▸ **DATA PROVIDED**:
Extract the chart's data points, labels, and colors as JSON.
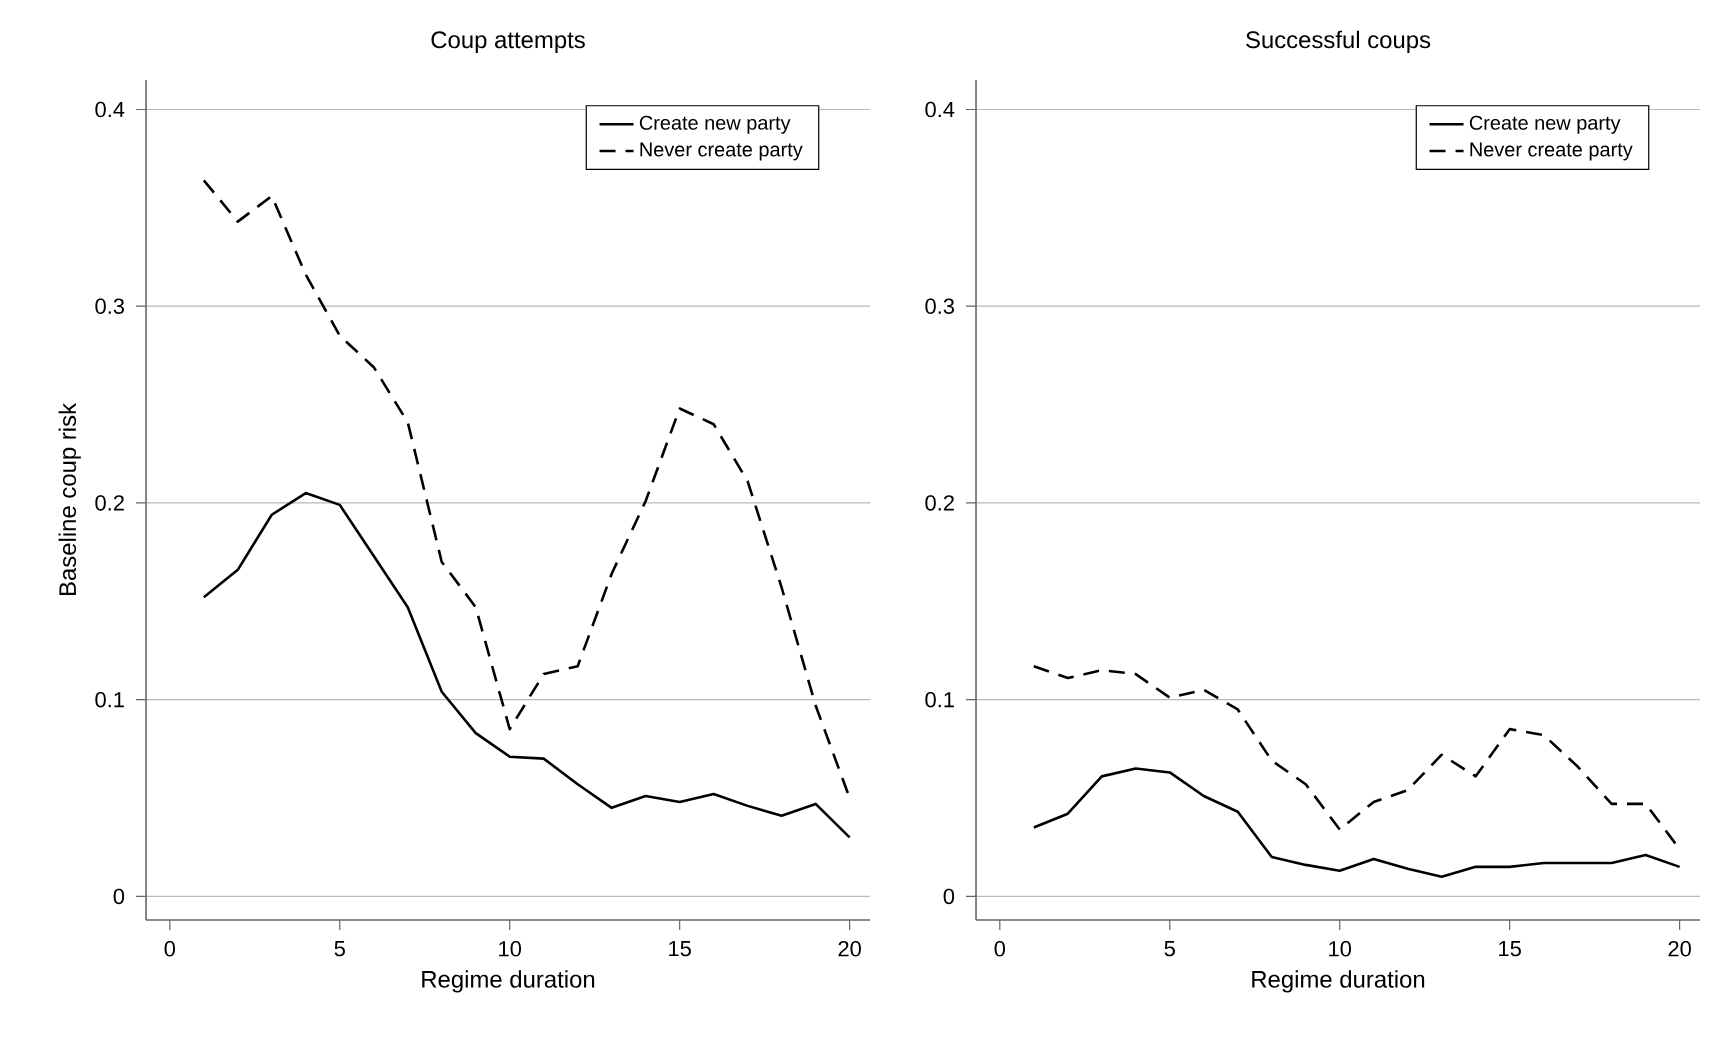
{
  "chart_data": [
    {
      "type": "line",
      "title": "Coup attempts",
      "xlabel": "Regime duration",
      "ylabel": "Baseline coup risk",
      "x": [
        1,
        2,
        3,
        4,
        5,
        6,
        7,
        8,
        9,
        10,
        11,
        12,
        13,
        14,
        15,
        16,
        17,
        18,
        19,
        20
      ],
      "series": [
        {
          "name": "Create new party",
          "color": "#000000",
          "line_style": "solid",
          "values": [
            0.152,
            0.166,
            0.194,
            0.205,
            0.199,
            0.173,
            0.147,
            0.104,
            0.083,
            0.071,
            0.07,
            0.057,
            0.045,
            0.051,
            0.048,
            0.052,
            0.046,
            0.041,
            0.047,
            0.03
          ]
        },
        {
          "name": "Never create party",
          "color": "#000000",
          "line_style": "dashed",
          "values": [
            0.364,
            0.343,
            0.356,
            0.316,
            0.285,
            0.269,
            0.241,
            0.17,
            0.147,
            0.085,
            0.113,
            0.117,
            0.164,
            0.201,
            0.248,
            0.24,
            0.211,
            0.157,
            0.097,
            0.05
          ]
        }
      ],
      "xlim": [
        -0.7,
        20.6
      ],
      "ylim": [
        -0.012,
        0.415
      ],
      "xticks": [
        0,
        5,
        10,
        15,
        20
      ],
      "yticks": [
        0,
        {
          "value": 0.1,
          "label": "0.1"
        },
        {
          "value": 0.2,
          "label": "0.2"
        },
        {
          "value": 0.3,
          "label": "0.3"
        },
        {
          "value": 0.4,
          "label": "0.4"
        }
      ],
      "grid": "y",
      "legend": "top right",
      "marker": "none"
    },
    {
      "type": "line",
      "title": "Successful coups",
      "xlabel": "Regime duration",
      "x": [
        1,
        2,
        3,
        4,
        5,
        6,
        7,
        8,
        9,
        10,
        11,
        12,
        13,
        14,
        15,
        16,
        17,
        18,
        19,
        20
      ],
      "series": [
        {
          "name": "Create new party",
          "color": "#000000",
          "line_style": "solid",
          "values": [
            0.035,
            0.042,
            0.061,
            0.065,
            0.063,
            0.051,
            0.043,
            0.02,
            0.016,
            0.013,
            0.019,
            0.014,
            0.01,
            0.015,
            0.015,
            0.017,
            0.017,
            0.017,
            0.021,
            0.015
          ]
        },
        {
          "name": "Never create party",
          "color": "#000000",
          "line_style": "dashed",
          "values": [
            0.117,
            0.111,
            0.115,
            0.113,
            0.101,
            0.105,
            0.095,
            0.069,
            0.057,
            0.034,
            0.048,
            0.054,
            0.072,
            0.061,
            0.085,
            0.082,
            0.066,
            0.047,
            0.047,
            0.024
          ]
        }
      ],
      "xlim": [
        -0.7,
        20.6
      ],
      "ylim": [
        -0.012,
        0.415
      ],
      "xticks": [
        0,
        5,
        10,
        15,
        20
      ],
      "yticks": [
        0,
        {
          "value": 0.1,
          "label": "0.1"
        },
        {
          "value": 0.2,
          "label": "0.2"
        },
        {
          "value": 0.3,
          "label": "0.3"
        },
        {
          "value": 0.4,
          "label": "0.4"
        }
      ],
      "grid": "y",
      "legend": "top right",
      "marker": "none"
    }
  ]
}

▸ **AIM**: The entries above should be reproduced exactly, without their pictures.

▸ **SOLUTION TO THIS TASK**:
Extract the chart's data points, labels, and colors as JSON.
{
  "chart_data": [
    {
      "type": "line",
      "title": "Coup attempts",
      "xlabel": "Regime duration",
      "ylabel": "Baseline coup risk",
      "x": [
        1,
        2,
        3,
        4,
        5,
        6,
        7,
        8,
        9,
        10,
        11,
        12,
        13,
        14,
        15,
        16,
        17,
        18,
        19,
        20
      ],
      "series": [
        {
          "name": "Create new party",
          "color": "#000000",
          "line_style": "solid",
          "values": [
            0.152,
            0.166,
            0.194,
            0.205,
            0.199,
            0.173,
            0.147,
            0.104,
            0.083,
            0.071,
            0.07,
            0.057,
            0.045,
            0.051,
            0.048,
            0.052,
            0.046,
            0.041,
            0.047,
            0.03
          ]
        },
        {
          "name": "Never create party",
          "color": "#000000",
          "line_style": "dashed",
          "values": [
            0.364,
            0.343,
            0.356,
            0.316,
            0.285,
            0.269,
            0.241,
            0.17,
            0.147,
            0.085,
            0.113,
            0.117,
            0.164,
            0.201,
            0.248,
            0.24,
            0.211,
            0.157,
            0.097,
            0.05
          ]
        }
      ],
      "xlim": [
        -0.7,
        20.6
      ],
      "ylim": [
        -0.012,
        0.415
      ],
      "xticks": [
        0,
        5,
        10,
        15,
        20
      ],
      "yticks": [
        0,
        {
          "value": 0.1,
          "label": "0.1"
        },
        {
          "value": 0.2,
          "label": "0.2"
        },
        {
          "value": 0.3,
          "label": "0.3"
        },
        {
          "value": 0.4,
          "label": "0.4"
        }
      ],
      "grid": "y",
      "legend": "top right",
      "marker": "none"
    },
    {
      "type": "line",
      "title": "Successful coups",
      "xlabel": "Regime duration",
      "x": [
        1,
        2,
        3,
        4,
        5,
        6,
        7,
        8,
        9,
        10,
        11,
        12,
        13,
        14,
        15,
        16,
        17,
        18,
        19,
        20
      ],
      "series": [
        {
          "name": "Create new party",
          "color": "#000000",
          "line_style": "solid",
          "values": [
            0.035,
            0.042,
            0.061,
            0.065,
            0.063,
            0.051,
            0.043,
            0.02,
            0.016,
            0.013,
            0.019,
            0.014,
            0.01,
            0.015,
            0.015,
            0.017,
            0.017,
            0.017,
            0.021,
            0.015
          ]
        },
        {
          "name": "Never create party",
          "color": "#000000",
          "line_style": "dashed",
          "values": [
            0.117,
            0.111,
            0.115,
            0.113,
            0.101,
            0.105,
            0.095,
            0.069,
            0.057,
            0.034,
            0.048,
            0.054,
            0.072,
            0.061,
            0.085,
            0.082,
            0.066,
            0.047,
            0.047,
            0.024
          ]
        }
      ],
      "xlim": [
        -0.7,
        20.6
      ],
      "ylim": [
        -0.012,
        0.415
      ],
      "xticks": [
        0,
        5,
        10,
        15,
        20
      ],
      "yticks": [
        0,
        {
          "value": 0.1,
          "label": "0.1"
        },
        {
          "value": 0.2,
          "label": "0.2"
        },
        {
          "value": 0.3,
          "label": "0.3"
        },
        {
          "value": 0.4,
          "label": "0.4"
        }
      ],
      "grid": "y",
      "legend": "top right",
      "marker": "none"
    }
  ]
}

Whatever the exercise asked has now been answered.